↓↓↓

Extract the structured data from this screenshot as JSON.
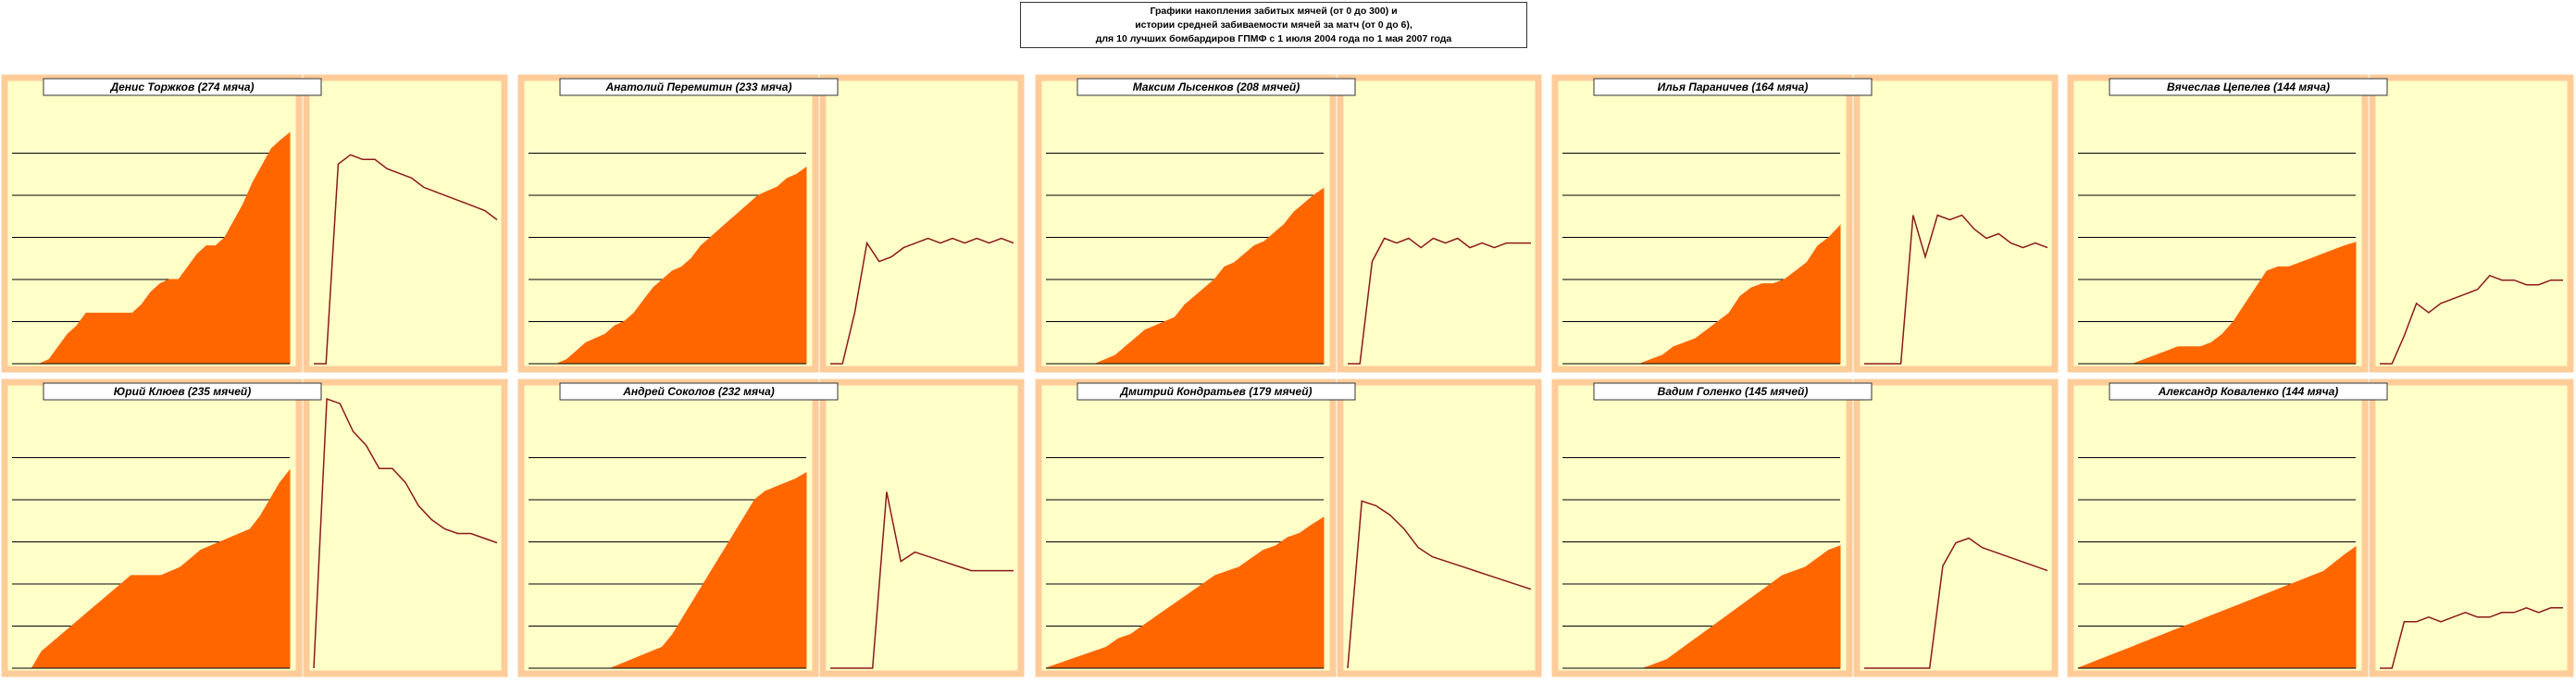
{
  "title": {
    "line1": "Графики накопления забитых мячей (от 0 до 300) и",
    "line2": "истории средней забиваемости мячей за матч (от 0 до 6),",
    "line3": "для 10 лучших бомбардиров ГПМФ с 1 июля 2004 года по 1 мая 2007 года"
  },
  "colors": {
    "panel_bg": "#ffffc8",
    "panel_border": "#ffcc99",
    "area_fill": "#ff6600",
    "line": "#8b1a1a",
    "grid": "#000000"
  },
  "chart_data": [
    {
      "player": "Денис Торжков (274 мяча)",
      "cumulative": [
        0,
        0,
        0,
        0,
        5,
        20,
        35,
        45,
        60,
        60,
        60,
        60,
        60,
        60,
        70,
        85,
        95,
        100,
        100,
        115,
        130,
        140,
        140,
        150,
        170,
        190,
        215,
        235,
        255,
        265,
        274
      ],
      "average": [
        0,
        0,
        4.3,
        4.5,
        4.4,
        4.4,
        4.2,
        4.1,
        4.0,
        3.8,
        3.7,
        3.6,
        3.5,
        3.4,
        3.3,
        3.1
      ]
    },
    {
      "player": "Анатолий Перемитин (233 мяча)",
      "cumulative": [
        0,
        0,
        0,
        0,
        5,
        15,
        25,
        30,
        35,
        45,
        50,
        60,
        75,
        90,
        100,
        110,
        115,
        125,
        140,
        150,
        160,
        170,
        180,
        190,
        200,
        205,
        210,
        220,
        225,
        233
      ],
      "average": [
        0,
        0,
        1.1,
        2.6,
        2.2,
        2.3,
        2.5,
        2.6,
        2.7,
        2.6,
        2.7,
        2.6,
        2.7,
        2.6,
        2.7,
        2.6
      ]
    },
    {
      "player": "Максим Лысенков (208 мячей)",
      "cumulative": [
        0,
        0,
        0,
        0,
        0,
        0,
        5,
        10,
        20,
        30,
        40,
        45,
        50,
        55,
        70,
        80,
        90,
        100,
        115,
        120,
        130,
        140,
        145,
        155,
        165,
        180,
        190,
        200,
        208
      ],
      "average": [
        0,
        0,
        2.2,
        2.7,
        2.6,
        2.7,
        2.5,
        2.7,
        2.6,
        2.7,
        2.5,
        2.6,
        2.5,
        2.6,
        2.6,
        2.6
      ]
    },
    {
      "player": "Илья Параничев (164 мяча)",
      "cumulative": [
        0,
        0,
        0,
        0,
        0,
        0,
        0,
        0,
        5,
        10,
        20,
        25,
        30,
        40,
        50,
        60,
        80,
        90,
        95,
        95,
        100,
        110,
        120,
        140,
        150,
        164
      ],
      "average": [
        0,
        0,
        0,
        0,
        3.2,
        2.3,
        3.2,
        3.1,
        3.2,
        2.9,
        2.7,
        2.8,
        2.6,
        2.5,
        2.6,
        2.5
      ]
    },
    {
      "player": "Вячеслав Цепелев (144 мяча)",
      "cumulative": [
        0,
        0,
        0,
        0,
        0,
        0,
        5,
        10,
        15,
        20,
        20,
        20,
        25,
        35,
        50,
        70,
        90,
        110,
        115,
        115,
        120,
        125,
        130,
        135,
        140,
        144
      ],
      "average": [
        0,
        0,
        0.6,
        1.3,
        1.1,
        1.3,
        1.4,
        1.5,
        1.6,
        1.9,
        1.8,
        1.8,
        1.7,
        1.7,
        1.8,
        1.8
      ]
    },
    {
      "player": "Юрий Клюев (235 мячей)",
      "cumulative": [
        0,
        0,
        0,
        20,
        30,
        40,
        50,
        60,
        70,
        80,
        90,
        100,
        110,
        110,
        110,
        110,
        115,
        120,
        130,
        140,
        145,
        150,
        155,
        160,
        165,
        180,
        200,
        220,
        235
      ],
      "average": [
        0,
        5.8,
        5.7,
        5.1,
        4.8,
        4.3,
        4.3,
        4.0,
        3.5,
        3.2,
        3.0,
        2.9,
        2.9,
        2.8,
        2.7
      ]
    },
    {
      "player": "Андрей Соколов (232 мяча)",
      "cumulative": [
        0,
        0,
        0,
        0,
        0,
        0,
        0,
        0,
        0,
        5,
        10,
        15,
        20,
        25,
        40,
        60,
        80,
        100,
        120,
        140,
        160,
        180,
        200,
        210,
        215,
        220,
        225,
        232
      ],
      "average": [
        0,
        0,
        0,
        0,
        3.8,
        2.3,
        2.5,
        2.4,
        2.3,
        2.2,
        2.1,
        2.1,
        2.1,
        2.1
      ]
    },
    {
      "player": "Дмитрий Кондратьев (179 мячей)",
      "cumulative": [
        0,
        5,
        10,
        15,
        20,
        25,
        35,
        40,
        50,
        60,
        70,
        80,
        90,
        100,
        110,
        115,
        120,
        130,
        140,
        145,
        155,
        160,
        170,
        179
      ],
      "average": [
        0,
        3.6,
        3.5,
        3.3,
        3.0,
        2.6,
        2.4,
        2.3,
        2.2,
        2.1,
        2.0,
        1.9,
        1.8,
        1.7
      ]
    },
    {
      "player": "Вадим Голенко (145 мячей)",
      "cumulative": [
        0,
        0,
        0,
        0,
        0,
        0,
        0,
        0,
        5,
        10,
        20,
        30,
        40,
        50,
        60,
        70,
        80,
        90,
        100,
        110,
        115,
        120,
        130,
        140,
        145
      ],
      "average": [
        0,
        0,
        0,
        0,
        0,
        0,
        2.2,
        2.7,
        2.8,
        2.6,
        2.5,
        2.4,
        2.3,
        2.2,
        2.1
      ]
    },
    {
      "player": "Александр Коваленко (144 мяча)",
      "cumulative": [
        0,
        5,
        10,
        15,
        20,
        25,
        30,
        35,
        40,
        45,
        50,
        55,
        60,
        65,
        70,
        75,
        80,
        85,
        90,
        95,
        100,
        105,
        110,
        115,
        125,
        135,
        144
      ],
      "average": [
        0,
        0,
        1.0,
        1.0,
        1.1,
        1.0,
        1.1,
        1.2,
        1.1,
        1.1,
        1.2,
        1.2,
        1.3,
        1.2,
        1.3,
        1.3
      ]
    }
  ]
}
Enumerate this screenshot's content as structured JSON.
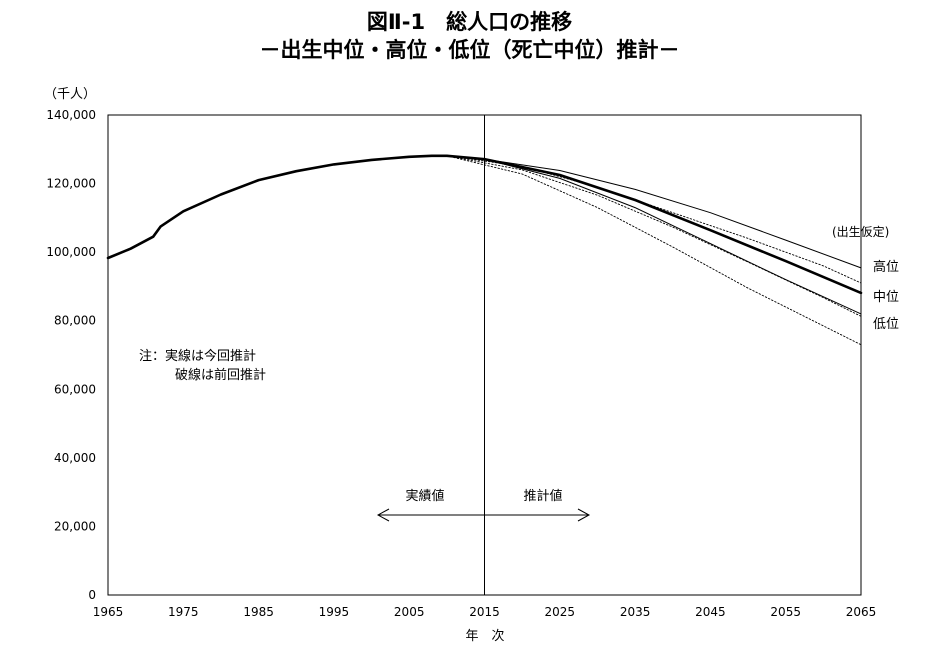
{
  "chart_data": {
    "type": "line",
    "title": "図Ⅱ-1　総人口の推移",
    "subtitle": "－出生中位・高位・低位（死亡中位）推計－",
    "ylabel": "（千人）",
    "xlabel": "年　次",
    "xlim": [
      1965,
      2065
    ],
    "ylim": [
      0,
      140000
    ],
    "grid": false,
    "x_ticks": [
      "1965",
      "1975",
      "1985",
      "1995",
      "2005",
      "2015",
      "2025",
      "2035",
      "2045",
      "2055",
      "2065"
    ],
    "y_ticks": [
      "0",
      "20,000",
      "40,000",
      "60,000",
      "80,000",
      "100,000",
      "120,000",
      "140,000"
    ],
    "divider_year": 2015,
    "actual_label": "実績値",
    "projected_label": "推計値",
    "note_line1": "注：実線は今回推計",
    "note_line2": "破線は前回推計",
    "legend_heading": "(出生仮定)",
    "legend_labels": {
      "high": "高位",
      "medium": "中位",
      "low": "低位"
    },
    "series": [
      {
        "name": "実績値",
        "style": "actual",
        "points": [
          [
            1965,
            98300
          ],
          [
            1968,
            101000
          ],
          [
            1971,
            104500
          ],
          [
            1972,
            107500
          ],
          [
            1975,
            111900
          ],
          [
            1980,
            116800
          ],
          [
            1985,
            121000
          ],
          [
            1990,
            123600
          ],
          [
            1995,
            125600
          ],
          [
            2000,
            126900
          ],
          [
            2005,
            127800
          ],
          [
            2008,
            128100
          ],
          [
            2010,
            128100
          ],
          [
            2015,
            127100
          ]
        ]
      },
      {
        "name": "中位",
        "style": "current-medium",
        "points": [
          [
            2015,
            127100
          ],
          [
            2025,
            122500
          ],
          [
            2035,
            115200
          ],
          [
            2045,
            106400
          ],
          [
            2055,
            97400
          ],
          [
            2065,
            88100
          ]
        ]
      },
      {
        "name": "高位",
        "style": "current-high",
        "points": [
          [
            2015,
            127100
          ],
          [
            2025,
            123800
          ],
          [
            2035,
            118300
          ],
          [
            2045,
            111500
          ],
          [
            2055,
            103500
          ],
          [
            2065,
            95400
          ]
        ]
      },
      {
        "name": "低位",
        "style": "current-low",
        "points": [
          [
            2015,
            127100
          ],
          [
            2025,
            121500
          ],
          [
            2035,
            113000
          ],
          [
            2045,
            102500
          ],
          [
            2055,
            92000
          ],
          [
            2065,
            82000
          ]
        ]
      },
      {
        "style": "previous-high",
        "points": [
          [
            2010,
            128100
          ],
          [
            2020,
            125000
          ],
          [
            2030,
            119000
          ],
          [
            2040,
            111500
          ],
          [
            2050,
            104000
          ],
          [
            2060,
            96000
          ],
          [
            2065,
            91000
          ]
        ]
      },
      {
        "style": "previous-medium",
        "points": [
          [
            2010,
            128100
          ],
          [
            2020,
            124000
          ],
          [
            2030,
            116600
          ],
          [
            2040,
            107300
          ],
          [
            2050,
            97100
          ],
          [
            2060,
            86700
          ],
          [
            2065,
            81300
          ]
        ]
      },
      {
        "style": "previous-low",
        "points": [
          [
            2010,
            128100
          ],
          [
            2020,
            122800
          ],
          [
            2030,
            113000
          ],
          [
            2040,
            101500
          ],
          [
            2050,
            89500
          ],
          [
            2060,
            78500
          ],
          [
            2065,
            73000
          ]
        ]
      }
    ]
  }
}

↑↑↑

Given task: Show each line of the listing that holds the string "structured".

Response:
Extract the structured data from this screenshot as JSON.
Enumerate this screenshot's content as structured JSON.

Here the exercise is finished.